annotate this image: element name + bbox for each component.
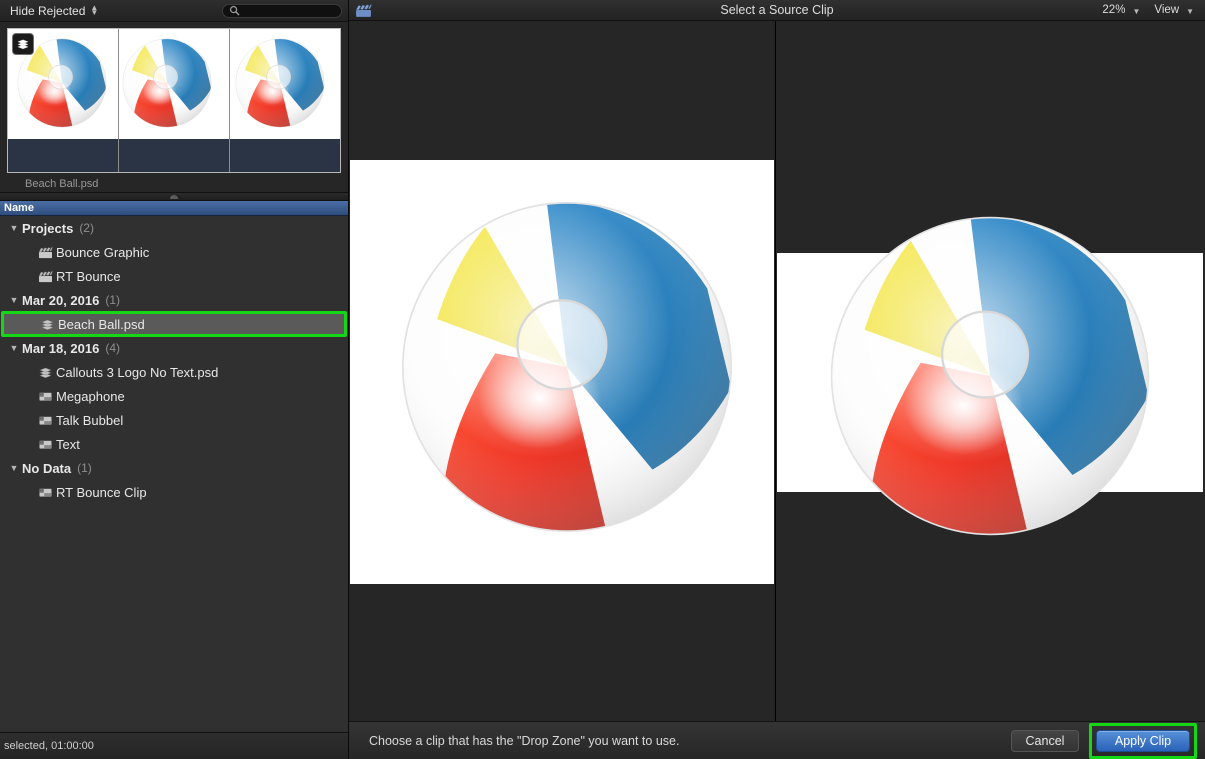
list-item-row[interactable]: RT Bounce — [0, 264, 348, 288]
list-item-label: RT Bounce Clip — [56, 484, 147, 500]
title-clip-icon — [34, 486, 56, 499]
list-group-row[interactable]: ▼ Mar 18, 2016 (4) — [0, 336, 348, 360]
preview-canvas — [777, 253, 1203, 492]
list-item-row[interactable]: RT Bounce Clip — [0, 480, 348, 504]
preview-viewer[interactable] — [776, 21, 1205, 721]
disclosure-triangle-icon[interactable]: ▼ — [6, 463, 22, 473]
clip-list[interactable]: ▼ Projects (2) Bounce Graphic RT Bounce ▼ Mar … — [0, 216, 348, 732]
clapperboard-icon — [34, 270, 56, 283]
viewer-area — [349, 21, 1205, 721]
search-input[interactable] — [222, 3, 342, 18]
hide-rejected-popup[interactable]: Hide Rejected ▲ ▼ — [6, 3, 102, 19]
list-group-row[interactable]: ▼ No Data (1) — [0, 456, 348, 480]
splitter-dimple-icon — [170, 194, 178, 199]
view-menu-label: View — [1154, 4, 1180, 16]
beach-ball-thumbnail — [121, 37, 213, 129]
chevron-down-icon: ▼ — [1186, 6, 1194, 16]
title-clip-icon — [34, 438, 56, 451]
apply-clip-highlight: Apply Clip — [1089, 722, 1197, 759]
browser-status-text: selected, 01:00:00 — [4, 740, 94, 752]
source-canvas — [350, 160, 774, 584]
list-item-label: Bounce Graphic — [56, 244, 150, 260]
chevron-down-icon: ▼ — [1132, 6, 1141, 16]
list-item-count: (2) — [79, 221, 94, 235]
beach-ball-thumbnail — [234, 37, 326, 129]
list-item-row[interactable]: Talk Bubbel — [0, 408, 348, 432]
list-column-header[interactable]: Name — [0, 201, 348, 216]
disclosure-triangle-icon[interactable]: ▼ — [6, 295, 22, 305]
list-item-row[interactable]: Text — [0, 432, 348, 456]
list-item-count: (1) — [77, 461, 92, 475]
title-clip-icon — [34, 390, 56, 403]
search-icon — [229, 5, 240, 16]
layered-psd-icon — [36, 318, 58, 331]
list-item-label: Callouts 3 Logo No Text.psd — [56, 364, 219, 380]
list-item-count: (1) — [105, 293, 121, 307]
list-item-label: Beach Ball.psd — [58, 316, 145, 332]
browser-status-bar: selected, 01:00:00 — [0, 732, 348, 759]
title-clip-icon — [34, 414, 56, 427]
filmstrip[interactable] — [7, 28, 341, 173]
view-menu-popup[interactable]: View ▼ — [1149, 4, 1199, 16]
list-item-row[interactable]: Beach Ball.psd — [1, 311, 347, 337]
hide-rejected-label: Hide Rejected — [10, 3, 86, 18]
viewer-toolbar: Select a Source Clip 22% ▼ View ▼ — [349, 0, 1205, 21]
list-group-row[interactable]: ▼ Mar 20, 2016 (1) — [0, 288, 348, 312]
list-item-label: Talk Bubbel — [56, 412, 124, 428]
disclosure-triangle-icon[interactable]: ▼ — [6, 343, 22, 353]
source-viewer[interactable] — [349, 21, 776, 721]
application-window: Hide Rejected ▲ ▼ Beach Ball.psd Name ▼ … — [0, 0, 1205, 759]
list-item-label: RT Bounce — [56, 268, 121, 284]
list-item-label: Text — [56, 436, 80, 452]
browser-pane: Hide Rejected ▲ ▼ Beach Ball.psd Name ▼ … — [0, 0, 349, 759]
instruction-message: Choose a clip that has the "Drop Zone" y… — [369, 733, 680, 748]
list-item-label: Projects — [22, 220, 74, 236]
list-item-label: Megaphone — [56, 388, 125, 404]
pane-splitter[interactable] — [0, 192, 348, 201]
list-item-label: Mar 20, 2016 — [22, 292, 100, 308]
list-item-row[interactable]: Bounce Graphic — [0, 240, 348, 264]
list-item-label: No Data — [22, 460, 72, 476]
apply-clip-button[interactable]: Apply Clip — [1096, 729, 1190, 752]
list-group-row[interactable]: ▼ Projects (2) — [0, 216, 348, 240]
filmstrip-frame[interactable] — [230, 29, 340, 172]
zoom-level-value: 22% — [1102, 4, 1126, 16]
filmstrip-area: Beach Ball.psd — [0, 22, 348, 192]
dialog-bottom-bar: Choose a clip that has the "Drop Zone" y… — [349, 721, 1205, 759]
filmstrip-frame[interactable] — [119, 29, 230, 172]
column-header-name: Name — [4, 202, 34, 214]
disclosure-triangle-icon[interactable]: ▼ — [6, 223, 22, 233]
filmstrip-clip-name: Beach Ball.psd — [25, 178, 99, 190]
clapperboard-icon[interactable] — [355, 3, 372, 18]
beach-ball-image — [825, 211, 1155, 541]
layered-psd-icon — [12, 33, 34, 55]
list-item-row[interactable]: Callouts 3 Logo No Text.psd — [0, 360, 348, 384]
up-down-stepper-icon: ▲ ▼ — [90, 2, 99, 17]
viewer-pane: Select a Source Clip 22% ▼ View ▼ Choose… — [349, 0, 1205, 759]
list-item-label: Mar 18, 2016 — [22, 340, 100, 356]
list-item-count: (4) — [105, 341, 121, 355]
cancel-button[interactable]: Cancel — [1011, 729, 1079, 752]
viewer-title: Select a Source Clip — [720, 3, 834, 17]
beach-ball-image — [396, 196, 738, 538]
list-item-row[interactable]: Megaphone — [0, 384, 348, 408]
layered-psd-icon — [34, 366, 56, 379]
zoom-level-popup[interactable]: 22% ▼ — [1097, 4, 1145, 16]
browser-toolbar: Hide Rejected ▲ ▼ — [0, 0, 348, 22]
clapperboard-icon — [34, 246, 56, 259]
• • • • •
▸ **Что требуется**: Найдите в листинге выше все строки со словом «that» и перепишите каждую из них полностью. Регистр букв учитывается.

▸ **Решение задания**:
instruction-message: Choose a clip that has the "Drop Zone" y… — [369, 733, 680, 748]
dialog-bottom-bar: Choose a clip that has the "Drop Zone" y… — [349, 721, 1205, 759]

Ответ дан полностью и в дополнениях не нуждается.